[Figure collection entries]
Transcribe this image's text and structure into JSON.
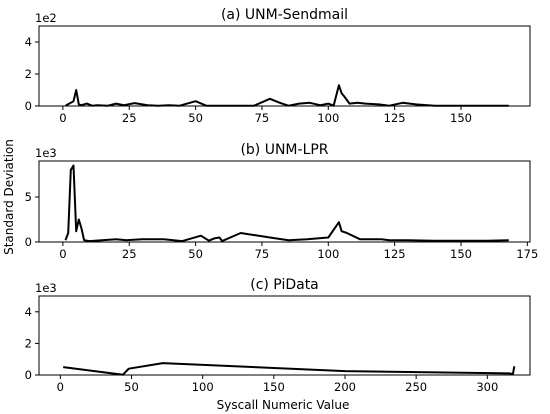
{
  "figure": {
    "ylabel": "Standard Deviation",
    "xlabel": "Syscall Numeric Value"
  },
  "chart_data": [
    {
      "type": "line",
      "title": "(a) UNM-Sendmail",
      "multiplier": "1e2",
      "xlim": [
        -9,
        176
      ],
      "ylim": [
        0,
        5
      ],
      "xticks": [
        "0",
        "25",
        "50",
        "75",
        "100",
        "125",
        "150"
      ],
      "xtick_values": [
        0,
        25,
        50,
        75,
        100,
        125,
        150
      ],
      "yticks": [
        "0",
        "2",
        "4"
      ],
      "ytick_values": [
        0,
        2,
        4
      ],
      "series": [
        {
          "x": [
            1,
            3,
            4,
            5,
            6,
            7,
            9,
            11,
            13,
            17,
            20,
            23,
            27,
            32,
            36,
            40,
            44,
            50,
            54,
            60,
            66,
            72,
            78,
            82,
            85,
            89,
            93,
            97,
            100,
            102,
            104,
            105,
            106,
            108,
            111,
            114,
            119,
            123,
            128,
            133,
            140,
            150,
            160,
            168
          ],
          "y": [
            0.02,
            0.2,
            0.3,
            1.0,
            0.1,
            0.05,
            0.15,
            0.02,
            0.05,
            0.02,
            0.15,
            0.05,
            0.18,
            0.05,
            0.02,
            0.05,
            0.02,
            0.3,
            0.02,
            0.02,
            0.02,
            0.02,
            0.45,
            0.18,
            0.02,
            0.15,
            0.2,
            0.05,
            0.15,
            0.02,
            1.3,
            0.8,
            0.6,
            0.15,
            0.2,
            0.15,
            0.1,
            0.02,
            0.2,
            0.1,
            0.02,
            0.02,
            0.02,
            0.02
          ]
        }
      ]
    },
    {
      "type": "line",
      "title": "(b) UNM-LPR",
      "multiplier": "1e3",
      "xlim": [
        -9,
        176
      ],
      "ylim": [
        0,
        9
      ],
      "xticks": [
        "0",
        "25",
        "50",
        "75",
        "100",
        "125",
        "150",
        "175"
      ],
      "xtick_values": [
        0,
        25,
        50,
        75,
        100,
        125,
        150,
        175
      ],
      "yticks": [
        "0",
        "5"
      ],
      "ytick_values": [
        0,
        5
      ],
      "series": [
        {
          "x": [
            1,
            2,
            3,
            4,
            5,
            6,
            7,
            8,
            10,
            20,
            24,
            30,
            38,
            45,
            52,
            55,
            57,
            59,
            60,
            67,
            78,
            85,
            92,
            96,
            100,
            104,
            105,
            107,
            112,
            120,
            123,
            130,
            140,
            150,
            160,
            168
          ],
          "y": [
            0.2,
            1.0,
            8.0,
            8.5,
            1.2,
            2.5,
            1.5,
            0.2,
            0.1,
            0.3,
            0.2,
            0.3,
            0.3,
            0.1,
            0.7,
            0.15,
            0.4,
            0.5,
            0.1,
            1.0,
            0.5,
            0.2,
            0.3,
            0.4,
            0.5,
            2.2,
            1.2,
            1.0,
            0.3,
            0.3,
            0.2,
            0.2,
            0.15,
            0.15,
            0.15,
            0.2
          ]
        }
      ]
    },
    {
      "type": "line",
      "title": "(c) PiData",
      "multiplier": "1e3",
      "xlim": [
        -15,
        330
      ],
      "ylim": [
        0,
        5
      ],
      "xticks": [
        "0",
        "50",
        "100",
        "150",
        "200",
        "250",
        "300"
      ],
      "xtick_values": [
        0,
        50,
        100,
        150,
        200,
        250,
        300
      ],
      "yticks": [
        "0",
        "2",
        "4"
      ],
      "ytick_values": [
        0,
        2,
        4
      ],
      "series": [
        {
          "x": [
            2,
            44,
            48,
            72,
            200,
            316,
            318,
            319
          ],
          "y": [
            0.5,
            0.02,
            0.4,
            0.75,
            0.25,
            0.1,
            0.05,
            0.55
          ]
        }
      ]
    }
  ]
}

■ Task to complete
Output the data above without changes, apart from leaving out the pictures.

■ Solution
Transcribe this image's text and structure into JSON.
{
  "figure": {
    "ylabel": "Standard Deviation",
    "xlabel": "Syscall Numeric Value"
  },
  "chart_data": [
    {
      "type": "line",
      "title": "(a) UNM-Sendmail",
      "multiplier": "1e2",
      "xlim": [
        -9,
        176
      ],
      "ylim": [
        0,
        5
      ],
      "xticks": [
        "0",
        "25",
        "50",
        "75",
        "100",
        "125",
        "150"
      ],
      "xtick_values": [
        0,
        25,
        50,
        75,
        100,
        125,
        150
      ],
      "yticks": [
        "0",
        "2",
        "4"
      ],
      "ytick_values": [
        0,
        2,
        4
      ],
      "series": [
        {
          "x": [
            1,
            3,
            4,
            5,
            6,
            7,
            9,
            11,
            13,
            17,
            20,
            23,
            27,
            32,
            36,
            40,
            44,
            50,
            54,
            60,
            66,
            72,
            78,
            82,
            85,
            89,
            93,
            97,
            100,
            102,
            104,
            105,
            106,
            108,
            111,
            114,
            119,
            123,
            128,
            133,
            140,
            150,
            160,
            168
          ],
          "y": [
            0.02,
            0.2,
            0.3,
            1.0,
            0.1,
            0.05,
            0.15,
            0.02,
            0.05,
            0.02,
            0.15,
            0.05,
            0.18,
            0.05,
            0.02,
            0.05,
            0.02,
            0.3,
            0.02,
            0.02,
            0.02,
            0.02,
            0.45,
            0.18,
            0.02,
            0.15,
            0.2,
            0.05,
            0.15,
            0.02,
            1.3,
            0.8,
            0.6,
            0.15,
            0.2,
            0.15,
            0.1,
            0.02,
            0.2,
            0.1,
            0.02,
            0.02,
            0.02,
            0.02
          ]
        }
      ]
    },
    {
      "type": "line",
      "title": "(b) UNM-LPR",
      "multiplier": "1e3",
      "xlim": [
        -9,
        176
      ],
      "ylim": [
        0,
        9
      ],
      "xticks": [
        "0",
        "25",
        "50",
        "75",
        "100",
        "125",
        "150",
        "175"
      ],
      "xtick_values": [
        0,
        25,
        50,
        75,
        100,
        125,
        150,
        175
      ],
      "yticks": [
        "0",
        "5"
      ],
      "ytick_values": [
        0,
        5
      ],
      "series": [
        {
          "x": [
            1,
            2,
            3,
            4,
            5,
            6,
            7,
            8,
            10,
            20,
            24,
            30,
            38,
            45,
            52,
            55,
            57,
            59,
            60,
            67,
            78,
            85,
            92,
            96,
            100,
            104,
            105,
            107,
            112,
            120,
            123,
            130,
            140,
            150,
            160,
            168
          ],
          "y": [
            0.2,
            1.0,
            8.0,
            8.5,
            1.2,
            2.5,
            1.5,
            0.2,
            0.1,
            0.3,
            0.2,
            0.3,
            0.3,
            0.1,
            0.7,
            0.15,
            0.4,
            0.5,
            0.1,
            1.0,
            0.5,
            0.2,
            0.3,
            0.4,
            0.5,
            2.2,
            1.2,
            1.0,
            0.3,
            0.3,
            0.2,
            0.2,
            0.15,
            0.15,
            0.15,
            0.2
          ]
        }
      ]
    },
    {
      "type": "line",
      "title": "(c) PiData",
      "multiplier": "1e3",
      "xlim": [
        -15,
        330
      ],
      "ylim": [
        0,
        5
      ],
      "xticks": [
        "0",
        "50",
        "100",
        "150",
        "200",
        "250",
        "300"
      ],
      "xtick_values": [
        0,
        50,
        100,
        150,
        200,
        250,
        300
      ],
      "yticks": [
        "0",
        "2",
        "4"
      ],
      "ytick_values": [
        0,
        2,
        4
      ],
      "series": [
        {
          "x": [
            2,
            44,
            48,
            72,
            200,
            316,
            318,
            319
          ],
          "y": [
            0.5,
            0.02,
            0.4,
            0.75,
            0.25,
            0.1,
            0.05,
            0.55
          ]
        }
      ]
    }
  ]
}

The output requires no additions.